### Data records
------------

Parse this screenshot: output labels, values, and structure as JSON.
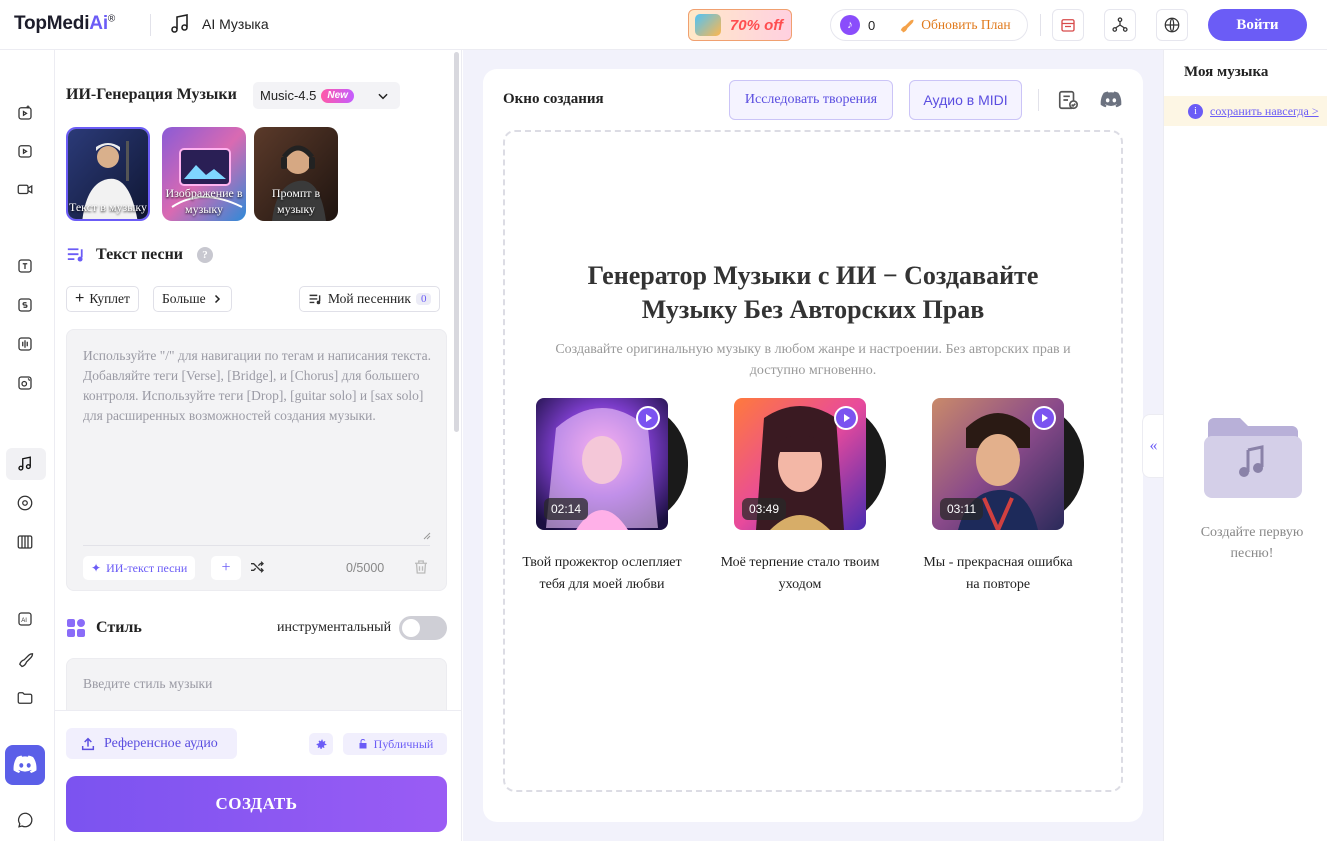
{
  "header": {
    "logo_main": "TopMedi",
    "logo_ai": "Ai",
    "logo_reg": "®",
    "app_title": "AI Музыка",
    "promo": "70% off",
    "credits": "0",
    "upgrade": "Обновить План",
    "login": "Войти"
  },
  "panel": {
    "title": "ИИ-Генерация Музыки",
    "model": "Music-4.5",
    "model_badge": "New",
    "modes": [
      {
        "label": "Текст в музыку",
        "active": true
      },
      {
        "label": "Изображение в музыку",
        "active": false
      },
      {
        "label": "Промпт в музыку",
        "active": false
      }
    ],
    "lyrics_heading": "Текст песни",
    "verse_btn": "Куплет",
    "more_btn": "Больше",
    "songbook_btn": "Мой песенник",
    "songbook_count": "0",
    "lyrics_placeholder": "Используйте \"/\" для навигации по тегам и написания текста. Добавляйте теги [Verse], [Bridge], и [Chorus] для большего контроля. Используйте теги [Drop], [guitar solo] и [sax solo] для расширенных возможностей создания музыки.",
    "ai_lyrics_btn": "ИИ-текст песни",
    "char_count": "0/5000",
    "style_heading": "Стиль",
    "instrumental_label": "инструментальный",
    "instrumental_on": false,
    "style_placeholder": "Введите стиль музыки",
    "ref_audio": "Референсное аудио",
    "public_btn": "Публичный",
    "create_btn": "СОЗДАТЬ"
  },
  "main": {
    "title": "Окно создания",
    "explore_btn": "Исследовать творения",
    "midi_btn": "Аудио в MIDI",
    "hero_title": "Генератор Музыки с ИИ − Создавайте Музыку Без Авторских Прав",
    "hero_sub": "Создавайте оригинальную музыку в любом жанре и настроении. Без авторских прав и доступно мгновенно.",
    "songs": [
      {
        "duration": "02:14",
        "title": "Твой прожектор ослепляет тебя для моей любви"
      },
      {
        "duration": "03:49",
        "title": "Моё терпение стало твоим уходом"
      },
      {
        "duration": "03:11",
        "title": "Мы - прекрасная ошибка на повторе"
      }
    ]
  },
  "right": {
    "title": "Моя музыка",
    "save_link": "сохранить навсегда >",
    "empty_text": "Создайте первую песню!"
  },
  "colors": {
    "accent": "#6b5cf6",
    "create_gradient_start": "#7b53f0",
    "create_gradient_end": "#9a5cf4",
    "promo_red": "#ff4d4f",
    "upgrade_orange": "#e07a1c"
  },
  "icons": {
    "rail": [
      "image-to-video-icon",
      "photo-video-icon",
      "video-camera-icon",
      "text-to-speech-icon",
      "speech-to-text-icon",
      "voice-changer-icon",
      "voice-clone-icon",
      "music-note-icon",
      "vinyl-icon",
      "piano-icon",
      "ai-chip-icon",
      "rocket-icon",
      "folder-icon",
      "discord-icon",
      "chat-icon"
    ]
  }
}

------------

### Stated problem
All records must be output exactly as they are, except for the pictures, which are left out.

### Solution for this problem
Parse this screenshot: output labels, values, and structure as JSON.
{
  "header": {
    "logo_main": "TopMedi",
    "logo_ai": "Ai",
    "logo_reg": "®",
    "app_title": "AI Музыка",
    "promo": "70% off",
    "credits": "0",
    "upgrade": "Обновить План",
    "login": "Войти"
  },
  "panel": {
    "title": "ИИ-Генерация Музыки",
    "model": "Music-4.5",
    "model_badge": "New",
    "modes": [
      {
        "label": "Текст в музыку",
        "active": true
      },
      {
        "label": "Изображение в музыку",
        "active": false
      },
      {
        "label": "Промпт в музыку",
        "active": false
      }
    ],
    "lyrics_heading": "Текст песни",
    "verse_btn": "Куплет",
    "more_btn": "Больше",
    "songbook_btn": "Мой песенник",
    "songbook_count": "0",
    "lyrics_placeholder": "Используйте \"/\" для навигации по тегам и написания текста. Добавляйте теги [Verse], [Bridge], и [Chorus] для большего контроля. Используйте теги [Drop], [guitar solo] и [sax solo] для расширенных возможностей создания музыки.",
    "ai_lyrics_btn": "ИИ-текст песни",
    "char_count": "0/5000",
    "style_heading": "Стиль",
    "instrumental_label": "инструментальный",
    "instrumental_on": false,
    "style_placeholder": "Введите стиль музыки",
    "ref_audio": "Референсное аудио",
    "public_btn": "Публичный",
    "create_btn": "СОЗДАТЬ"
  },
  "main": {
    "title": "Окно создания",
    "explore_btn": "Исследовать творения",
    "midi_btn": "Аудио в MIDI",
    "hero_title": "Генератор Музыки с ИИ − Создавайте Музыку Без Авторских Прав",
    "hero_sub": "Создавайте оригинальную музыку в любом жанре и настроении. Без авторских прав и доступно мгновенно.",
    "songs": [
      {
        "duration": "02:14",
        "title": "Твой прожектор ослепляет тебя для моей любви"
      },
      {
        "duration": "03:49",
        "title": "Моё терпение стало твоим уходом"
      },
      {
        "duration": "03:11",
        "title": "Мы - прекрасная ошибка на повторе"
      }
    ]
  },
  "right": {
    "title": "Моя музыка",
    "save_link": "сохранить навсегда >",
    "empty_text": "Создайте первую песню!"
  },
  "colors": {
    "accent": "#6b5cf6",
    "create_gradient_start": "#7b53f0",
    "create_gradient_end": "#9a5cf4",
    "promo_red": "#ff4d4f",
    "upgrade_orange": "#e07a1c"
  },
  "icons": {
    "rail": [
      "image-to-video-icon",
      "photo-video-icon",
      "video-camera-icon",
      "text-to-speech-icon",
      "speech-to-text-icon",
      "voice-changer-icon",
      "voice-clone-icon",
      "music-note-icon",
      "vinyl-icon",
      "piano-icon",
      "ai-chip-icon",
      "rocket-icon",
      "folder-icon",
      "discord-icon",
      "chat-icon"
    ]
  }
}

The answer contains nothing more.